◆ **Set exercise**:
Among the lines below, count those with "this". Give the total alone.

◆ **Records shown**:
━━━━━━
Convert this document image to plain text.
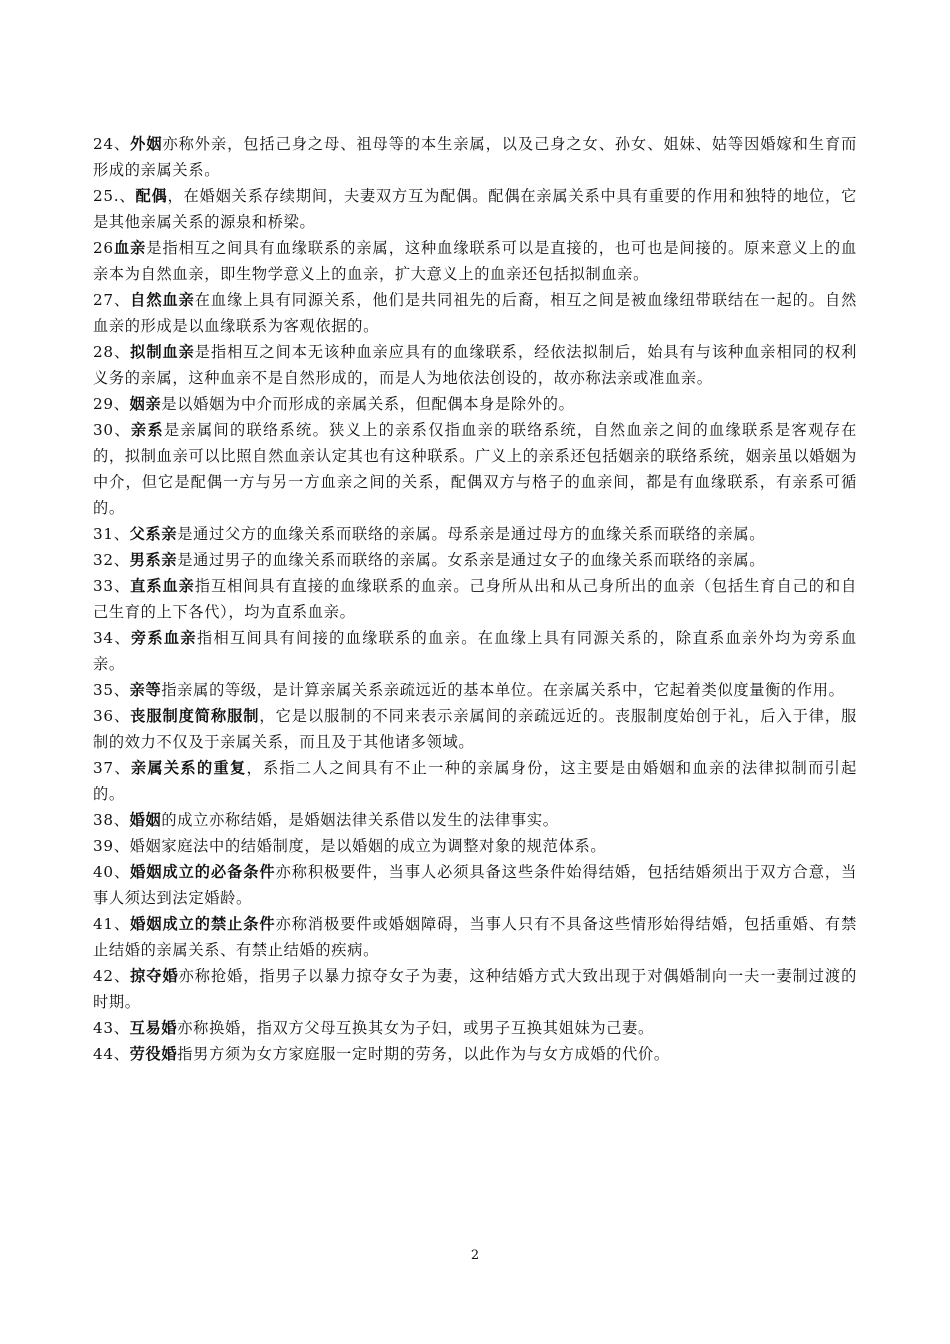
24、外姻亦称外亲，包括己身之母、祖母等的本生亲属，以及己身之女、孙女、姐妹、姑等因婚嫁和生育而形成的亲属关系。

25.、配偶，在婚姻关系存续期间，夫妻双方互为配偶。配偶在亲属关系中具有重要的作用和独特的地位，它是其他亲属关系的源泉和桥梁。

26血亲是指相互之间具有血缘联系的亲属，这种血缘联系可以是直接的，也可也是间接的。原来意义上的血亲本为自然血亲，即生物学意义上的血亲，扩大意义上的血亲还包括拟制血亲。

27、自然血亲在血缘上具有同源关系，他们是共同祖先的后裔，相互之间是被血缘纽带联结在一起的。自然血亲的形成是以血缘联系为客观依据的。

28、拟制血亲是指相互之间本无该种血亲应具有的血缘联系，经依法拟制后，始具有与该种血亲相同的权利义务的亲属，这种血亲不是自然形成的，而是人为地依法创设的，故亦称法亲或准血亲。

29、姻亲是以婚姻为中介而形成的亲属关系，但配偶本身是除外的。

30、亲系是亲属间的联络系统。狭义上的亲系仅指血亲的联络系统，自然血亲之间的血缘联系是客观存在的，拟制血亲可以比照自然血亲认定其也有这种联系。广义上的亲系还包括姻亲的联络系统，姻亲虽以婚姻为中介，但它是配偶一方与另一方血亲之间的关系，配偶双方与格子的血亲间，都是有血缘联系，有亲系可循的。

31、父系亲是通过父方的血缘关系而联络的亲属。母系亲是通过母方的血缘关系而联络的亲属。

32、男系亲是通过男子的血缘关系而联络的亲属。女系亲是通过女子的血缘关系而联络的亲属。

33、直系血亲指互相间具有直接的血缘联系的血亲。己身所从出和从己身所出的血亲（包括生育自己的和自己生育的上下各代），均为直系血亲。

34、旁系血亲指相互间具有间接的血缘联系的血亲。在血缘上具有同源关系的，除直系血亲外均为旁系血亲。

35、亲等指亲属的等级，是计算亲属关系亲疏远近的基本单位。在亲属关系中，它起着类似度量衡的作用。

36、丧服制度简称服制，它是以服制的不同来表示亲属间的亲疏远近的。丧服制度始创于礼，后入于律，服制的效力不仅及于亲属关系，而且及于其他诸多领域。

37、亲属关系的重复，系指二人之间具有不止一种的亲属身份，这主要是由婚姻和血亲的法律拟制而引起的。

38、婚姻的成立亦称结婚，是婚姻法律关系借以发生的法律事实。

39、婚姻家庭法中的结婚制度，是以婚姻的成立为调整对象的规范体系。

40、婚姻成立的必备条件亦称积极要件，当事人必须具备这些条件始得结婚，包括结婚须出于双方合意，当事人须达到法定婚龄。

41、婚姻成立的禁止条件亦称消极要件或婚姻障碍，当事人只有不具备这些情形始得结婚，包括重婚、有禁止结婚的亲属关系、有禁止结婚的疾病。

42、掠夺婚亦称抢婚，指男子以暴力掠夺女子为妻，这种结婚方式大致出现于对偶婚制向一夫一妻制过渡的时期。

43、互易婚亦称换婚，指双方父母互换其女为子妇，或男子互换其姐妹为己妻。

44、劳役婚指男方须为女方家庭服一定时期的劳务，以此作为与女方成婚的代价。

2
━━━━━━
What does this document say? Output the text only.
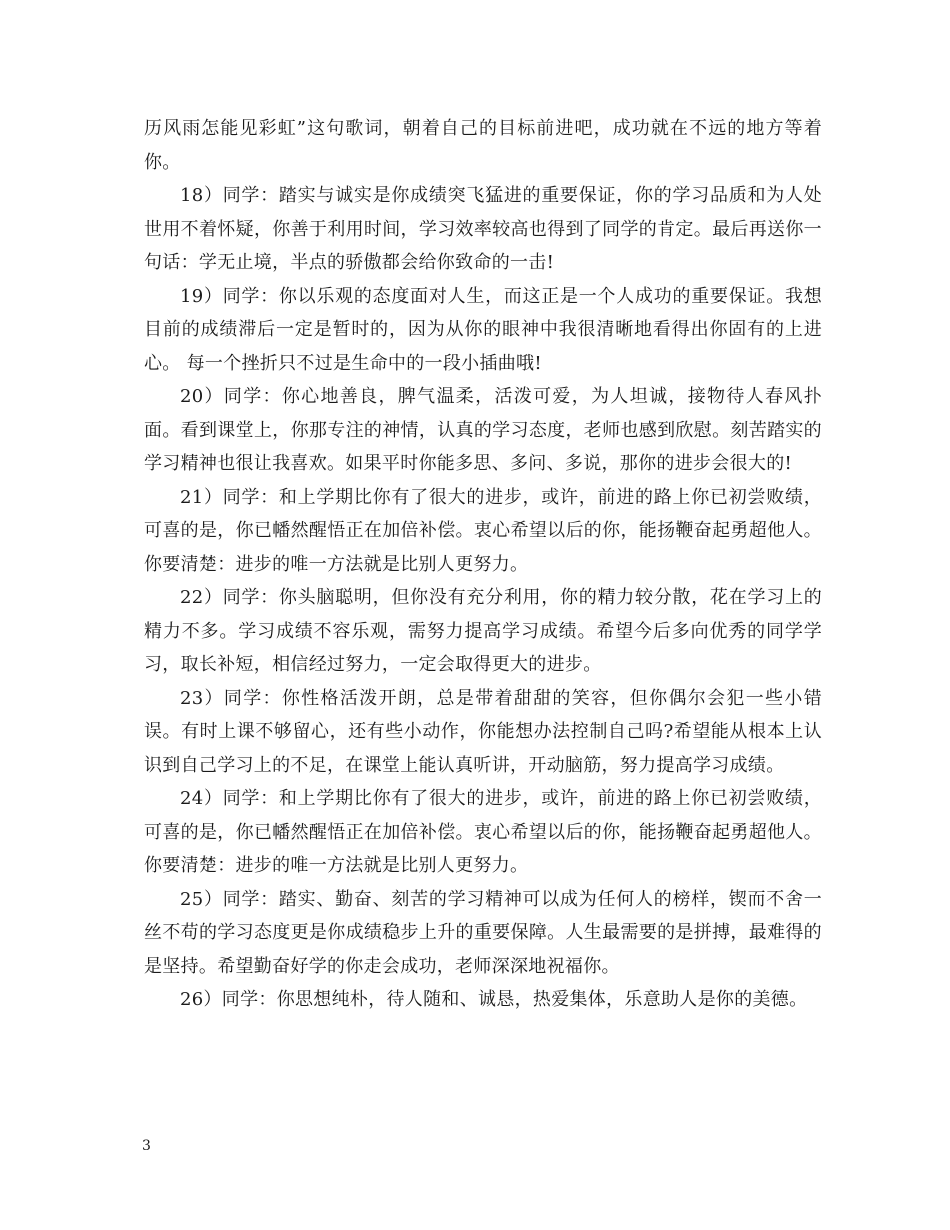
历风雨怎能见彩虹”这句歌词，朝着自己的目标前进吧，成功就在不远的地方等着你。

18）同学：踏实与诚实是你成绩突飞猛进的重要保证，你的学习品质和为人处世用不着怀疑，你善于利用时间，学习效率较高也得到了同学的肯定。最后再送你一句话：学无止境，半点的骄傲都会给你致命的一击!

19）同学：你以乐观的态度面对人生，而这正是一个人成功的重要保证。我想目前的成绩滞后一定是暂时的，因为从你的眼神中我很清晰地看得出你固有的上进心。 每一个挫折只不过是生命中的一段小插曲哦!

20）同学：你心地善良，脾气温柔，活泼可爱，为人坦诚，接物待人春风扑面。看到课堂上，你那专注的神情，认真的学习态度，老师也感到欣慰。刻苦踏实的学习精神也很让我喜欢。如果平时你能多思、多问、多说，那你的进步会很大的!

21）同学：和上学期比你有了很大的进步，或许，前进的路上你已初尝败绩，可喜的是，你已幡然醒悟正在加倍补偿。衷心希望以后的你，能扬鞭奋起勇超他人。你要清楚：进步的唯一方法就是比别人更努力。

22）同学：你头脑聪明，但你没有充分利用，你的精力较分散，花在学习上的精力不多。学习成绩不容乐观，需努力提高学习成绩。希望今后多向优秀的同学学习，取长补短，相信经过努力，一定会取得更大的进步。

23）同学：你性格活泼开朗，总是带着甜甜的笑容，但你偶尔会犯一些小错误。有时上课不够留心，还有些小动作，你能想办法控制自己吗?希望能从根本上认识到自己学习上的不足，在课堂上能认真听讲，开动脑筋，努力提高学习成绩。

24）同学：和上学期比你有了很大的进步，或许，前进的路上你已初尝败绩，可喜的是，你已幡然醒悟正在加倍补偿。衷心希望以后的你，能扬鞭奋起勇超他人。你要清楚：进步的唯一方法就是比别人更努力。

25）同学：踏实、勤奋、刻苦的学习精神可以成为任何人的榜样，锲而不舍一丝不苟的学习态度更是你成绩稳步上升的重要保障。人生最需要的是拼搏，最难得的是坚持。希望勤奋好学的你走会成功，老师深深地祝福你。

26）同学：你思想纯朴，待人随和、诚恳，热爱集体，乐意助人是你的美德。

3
━━━━━━
◆ **Written response**:
2